- **BRIEF**
Search the material below for the word "name" and copy every line in which it occurs.

- **Stored data**
★ ★ ★ ★ ★ ★ ★

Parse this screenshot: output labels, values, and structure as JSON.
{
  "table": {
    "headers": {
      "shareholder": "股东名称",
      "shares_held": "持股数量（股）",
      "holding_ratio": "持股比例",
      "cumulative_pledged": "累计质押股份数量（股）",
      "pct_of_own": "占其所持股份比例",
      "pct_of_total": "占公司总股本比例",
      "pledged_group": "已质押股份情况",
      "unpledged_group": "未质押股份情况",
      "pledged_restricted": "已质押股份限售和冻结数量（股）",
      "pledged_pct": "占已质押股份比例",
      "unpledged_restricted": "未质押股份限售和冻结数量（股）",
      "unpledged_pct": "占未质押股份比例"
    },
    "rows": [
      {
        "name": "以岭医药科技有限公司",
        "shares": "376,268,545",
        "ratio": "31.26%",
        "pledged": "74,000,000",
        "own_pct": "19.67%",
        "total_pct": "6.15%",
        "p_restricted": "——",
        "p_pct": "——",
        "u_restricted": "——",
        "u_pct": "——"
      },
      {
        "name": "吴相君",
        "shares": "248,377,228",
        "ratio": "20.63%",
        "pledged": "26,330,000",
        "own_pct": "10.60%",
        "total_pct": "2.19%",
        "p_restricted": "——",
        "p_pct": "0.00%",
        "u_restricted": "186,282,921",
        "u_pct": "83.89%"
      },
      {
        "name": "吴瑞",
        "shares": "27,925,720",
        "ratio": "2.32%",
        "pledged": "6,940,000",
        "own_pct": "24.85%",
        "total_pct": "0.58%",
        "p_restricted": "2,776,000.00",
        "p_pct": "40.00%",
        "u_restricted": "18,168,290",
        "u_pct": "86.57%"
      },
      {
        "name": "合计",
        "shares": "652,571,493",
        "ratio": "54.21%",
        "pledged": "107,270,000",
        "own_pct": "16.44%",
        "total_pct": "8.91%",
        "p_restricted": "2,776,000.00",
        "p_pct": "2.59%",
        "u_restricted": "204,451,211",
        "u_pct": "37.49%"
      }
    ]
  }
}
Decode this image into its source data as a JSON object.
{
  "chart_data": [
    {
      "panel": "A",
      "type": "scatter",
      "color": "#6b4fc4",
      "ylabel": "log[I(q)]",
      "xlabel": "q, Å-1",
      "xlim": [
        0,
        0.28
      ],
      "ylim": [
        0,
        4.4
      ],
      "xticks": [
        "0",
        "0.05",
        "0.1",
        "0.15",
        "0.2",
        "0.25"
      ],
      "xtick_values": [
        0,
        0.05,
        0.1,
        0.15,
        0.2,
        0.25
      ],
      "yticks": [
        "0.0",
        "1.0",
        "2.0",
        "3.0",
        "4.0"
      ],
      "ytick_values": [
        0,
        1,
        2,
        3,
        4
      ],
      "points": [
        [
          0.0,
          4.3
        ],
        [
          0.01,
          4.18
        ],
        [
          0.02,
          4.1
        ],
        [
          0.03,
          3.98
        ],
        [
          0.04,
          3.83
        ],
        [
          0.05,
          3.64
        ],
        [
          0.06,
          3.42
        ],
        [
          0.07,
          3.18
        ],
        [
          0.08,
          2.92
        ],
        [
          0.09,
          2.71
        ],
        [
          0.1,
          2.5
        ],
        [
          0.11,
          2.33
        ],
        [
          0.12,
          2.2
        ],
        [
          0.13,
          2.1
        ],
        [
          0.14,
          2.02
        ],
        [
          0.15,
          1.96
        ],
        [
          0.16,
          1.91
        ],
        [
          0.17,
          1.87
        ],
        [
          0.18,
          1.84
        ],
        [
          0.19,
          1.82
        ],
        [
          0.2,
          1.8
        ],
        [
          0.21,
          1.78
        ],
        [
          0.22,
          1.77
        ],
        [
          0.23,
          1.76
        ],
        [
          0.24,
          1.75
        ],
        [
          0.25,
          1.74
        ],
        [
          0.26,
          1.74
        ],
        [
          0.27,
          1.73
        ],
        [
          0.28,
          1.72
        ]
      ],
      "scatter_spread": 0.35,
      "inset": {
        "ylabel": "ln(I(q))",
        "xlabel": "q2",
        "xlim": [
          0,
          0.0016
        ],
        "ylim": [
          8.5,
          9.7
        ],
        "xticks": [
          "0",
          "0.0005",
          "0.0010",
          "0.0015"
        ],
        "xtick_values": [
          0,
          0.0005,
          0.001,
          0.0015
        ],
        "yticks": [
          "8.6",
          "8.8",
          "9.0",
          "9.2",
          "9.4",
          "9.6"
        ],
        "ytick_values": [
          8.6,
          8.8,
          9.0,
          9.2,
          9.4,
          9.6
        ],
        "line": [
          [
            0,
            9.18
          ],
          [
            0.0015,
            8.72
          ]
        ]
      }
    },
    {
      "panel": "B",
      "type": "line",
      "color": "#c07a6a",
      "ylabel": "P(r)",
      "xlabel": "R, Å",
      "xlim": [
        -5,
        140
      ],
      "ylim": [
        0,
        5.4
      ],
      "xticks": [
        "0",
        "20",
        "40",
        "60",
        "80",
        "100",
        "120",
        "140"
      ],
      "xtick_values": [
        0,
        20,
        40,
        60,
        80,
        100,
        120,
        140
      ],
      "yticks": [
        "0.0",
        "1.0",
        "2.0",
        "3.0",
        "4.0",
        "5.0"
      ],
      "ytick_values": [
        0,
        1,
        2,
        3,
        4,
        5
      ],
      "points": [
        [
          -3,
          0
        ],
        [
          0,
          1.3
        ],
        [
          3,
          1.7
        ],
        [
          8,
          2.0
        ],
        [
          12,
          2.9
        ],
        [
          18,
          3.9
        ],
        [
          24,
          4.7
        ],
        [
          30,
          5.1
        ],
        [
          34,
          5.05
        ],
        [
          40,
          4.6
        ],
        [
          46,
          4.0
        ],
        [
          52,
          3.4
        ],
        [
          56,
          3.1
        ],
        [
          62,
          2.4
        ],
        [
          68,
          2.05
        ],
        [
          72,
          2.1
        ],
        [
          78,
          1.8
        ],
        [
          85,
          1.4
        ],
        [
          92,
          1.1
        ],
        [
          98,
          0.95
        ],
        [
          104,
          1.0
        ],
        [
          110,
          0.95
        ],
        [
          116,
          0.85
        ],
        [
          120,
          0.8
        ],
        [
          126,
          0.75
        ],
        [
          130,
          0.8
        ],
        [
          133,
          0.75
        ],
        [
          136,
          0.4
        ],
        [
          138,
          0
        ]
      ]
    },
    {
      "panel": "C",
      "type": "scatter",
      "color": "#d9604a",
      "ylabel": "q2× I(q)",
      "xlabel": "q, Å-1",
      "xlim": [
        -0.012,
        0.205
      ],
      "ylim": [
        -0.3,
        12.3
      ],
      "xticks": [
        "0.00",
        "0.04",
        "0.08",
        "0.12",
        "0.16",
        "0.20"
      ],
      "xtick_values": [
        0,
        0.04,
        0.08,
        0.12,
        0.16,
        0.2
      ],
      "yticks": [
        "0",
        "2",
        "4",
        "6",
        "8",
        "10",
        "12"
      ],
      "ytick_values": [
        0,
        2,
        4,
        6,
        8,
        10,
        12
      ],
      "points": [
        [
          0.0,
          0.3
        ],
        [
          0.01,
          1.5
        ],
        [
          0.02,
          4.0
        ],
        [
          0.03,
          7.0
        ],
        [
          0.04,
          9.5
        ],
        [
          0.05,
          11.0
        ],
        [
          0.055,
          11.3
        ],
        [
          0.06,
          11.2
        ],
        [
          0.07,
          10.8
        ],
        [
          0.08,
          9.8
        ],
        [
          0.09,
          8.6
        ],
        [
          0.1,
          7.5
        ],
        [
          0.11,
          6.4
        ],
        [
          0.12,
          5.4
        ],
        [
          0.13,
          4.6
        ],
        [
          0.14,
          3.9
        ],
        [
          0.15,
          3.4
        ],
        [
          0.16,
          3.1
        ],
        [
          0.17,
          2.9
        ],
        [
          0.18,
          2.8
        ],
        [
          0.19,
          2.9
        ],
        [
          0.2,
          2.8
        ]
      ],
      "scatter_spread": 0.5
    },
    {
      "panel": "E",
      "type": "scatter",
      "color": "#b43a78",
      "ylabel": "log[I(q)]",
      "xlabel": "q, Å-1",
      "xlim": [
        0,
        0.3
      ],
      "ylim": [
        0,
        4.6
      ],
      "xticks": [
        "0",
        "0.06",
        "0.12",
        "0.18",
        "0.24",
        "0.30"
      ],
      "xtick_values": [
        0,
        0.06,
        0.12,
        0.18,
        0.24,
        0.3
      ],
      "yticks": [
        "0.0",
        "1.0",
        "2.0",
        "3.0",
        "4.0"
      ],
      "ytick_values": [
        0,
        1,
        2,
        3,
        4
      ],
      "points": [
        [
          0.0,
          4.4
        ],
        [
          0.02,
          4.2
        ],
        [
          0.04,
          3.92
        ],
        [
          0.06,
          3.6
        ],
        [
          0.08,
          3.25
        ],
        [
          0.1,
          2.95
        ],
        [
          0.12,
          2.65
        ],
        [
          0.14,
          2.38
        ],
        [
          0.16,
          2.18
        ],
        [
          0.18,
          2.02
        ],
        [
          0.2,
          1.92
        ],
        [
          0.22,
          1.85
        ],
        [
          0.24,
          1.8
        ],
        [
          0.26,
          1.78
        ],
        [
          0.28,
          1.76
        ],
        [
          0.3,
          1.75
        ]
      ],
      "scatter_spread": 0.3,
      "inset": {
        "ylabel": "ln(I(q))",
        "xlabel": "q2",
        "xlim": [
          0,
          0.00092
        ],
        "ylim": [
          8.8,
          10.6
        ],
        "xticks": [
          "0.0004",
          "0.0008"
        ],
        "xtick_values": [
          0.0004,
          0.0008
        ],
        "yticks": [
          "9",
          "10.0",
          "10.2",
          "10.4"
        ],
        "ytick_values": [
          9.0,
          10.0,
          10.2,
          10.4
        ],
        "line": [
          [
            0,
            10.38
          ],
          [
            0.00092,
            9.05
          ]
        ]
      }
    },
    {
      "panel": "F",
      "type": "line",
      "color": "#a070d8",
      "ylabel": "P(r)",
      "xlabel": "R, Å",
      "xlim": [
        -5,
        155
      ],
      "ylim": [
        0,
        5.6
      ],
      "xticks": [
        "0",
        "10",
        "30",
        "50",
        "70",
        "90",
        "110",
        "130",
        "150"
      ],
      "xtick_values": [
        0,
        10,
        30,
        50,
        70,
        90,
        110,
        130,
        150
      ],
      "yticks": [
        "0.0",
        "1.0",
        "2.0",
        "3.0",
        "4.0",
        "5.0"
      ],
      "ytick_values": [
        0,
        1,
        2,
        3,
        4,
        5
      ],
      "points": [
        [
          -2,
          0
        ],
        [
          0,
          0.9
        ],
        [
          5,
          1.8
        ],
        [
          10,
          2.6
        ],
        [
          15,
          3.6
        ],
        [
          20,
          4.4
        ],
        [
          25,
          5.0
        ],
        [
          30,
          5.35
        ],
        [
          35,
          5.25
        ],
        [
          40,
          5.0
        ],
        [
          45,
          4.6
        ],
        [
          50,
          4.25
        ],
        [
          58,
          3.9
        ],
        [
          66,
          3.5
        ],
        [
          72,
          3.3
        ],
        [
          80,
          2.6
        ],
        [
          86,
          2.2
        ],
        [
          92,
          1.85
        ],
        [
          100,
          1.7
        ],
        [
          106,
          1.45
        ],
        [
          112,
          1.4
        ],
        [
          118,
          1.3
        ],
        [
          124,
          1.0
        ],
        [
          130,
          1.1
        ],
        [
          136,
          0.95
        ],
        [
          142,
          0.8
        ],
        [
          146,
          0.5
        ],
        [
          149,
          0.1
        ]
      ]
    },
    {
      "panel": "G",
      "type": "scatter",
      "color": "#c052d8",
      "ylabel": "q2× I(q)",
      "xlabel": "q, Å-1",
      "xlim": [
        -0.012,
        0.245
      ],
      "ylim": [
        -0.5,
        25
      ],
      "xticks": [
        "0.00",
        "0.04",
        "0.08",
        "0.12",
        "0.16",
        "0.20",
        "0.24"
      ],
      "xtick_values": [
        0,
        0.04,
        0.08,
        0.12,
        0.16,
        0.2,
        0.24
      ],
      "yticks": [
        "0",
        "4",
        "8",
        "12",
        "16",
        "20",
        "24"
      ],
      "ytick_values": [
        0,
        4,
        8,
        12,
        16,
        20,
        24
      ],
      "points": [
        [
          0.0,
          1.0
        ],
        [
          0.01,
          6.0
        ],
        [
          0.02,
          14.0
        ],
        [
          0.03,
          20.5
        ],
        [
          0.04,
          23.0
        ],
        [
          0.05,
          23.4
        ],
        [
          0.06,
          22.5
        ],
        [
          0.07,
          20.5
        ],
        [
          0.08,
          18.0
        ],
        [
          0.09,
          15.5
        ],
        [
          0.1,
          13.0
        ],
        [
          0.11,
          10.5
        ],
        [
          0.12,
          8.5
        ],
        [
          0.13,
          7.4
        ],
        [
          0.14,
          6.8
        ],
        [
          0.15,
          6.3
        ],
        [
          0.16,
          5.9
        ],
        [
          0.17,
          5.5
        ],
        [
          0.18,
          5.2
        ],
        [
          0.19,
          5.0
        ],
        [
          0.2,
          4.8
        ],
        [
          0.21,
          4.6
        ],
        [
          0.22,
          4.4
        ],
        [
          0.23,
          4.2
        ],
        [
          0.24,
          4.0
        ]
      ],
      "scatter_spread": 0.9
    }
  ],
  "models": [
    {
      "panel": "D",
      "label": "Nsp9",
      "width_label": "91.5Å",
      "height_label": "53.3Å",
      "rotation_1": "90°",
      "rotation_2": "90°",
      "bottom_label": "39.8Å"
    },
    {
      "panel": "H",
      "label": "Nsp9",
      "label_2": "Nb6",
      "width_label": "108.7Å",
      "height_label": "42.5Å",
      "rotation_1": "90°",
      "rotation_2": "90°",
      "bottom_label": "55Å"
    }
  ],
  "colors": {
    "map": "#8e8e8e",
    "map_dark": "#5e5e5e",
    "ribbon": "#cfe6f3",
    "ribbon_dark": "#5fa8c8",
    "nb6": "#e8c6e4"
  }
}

★ ★ ★ ★ ★ ★ ★

- **TASK ANSWER**
        "name": "以岭医药科技有限公司",
        "name": "吴相君",
        "name": "吴瑞",
        "name": "合计",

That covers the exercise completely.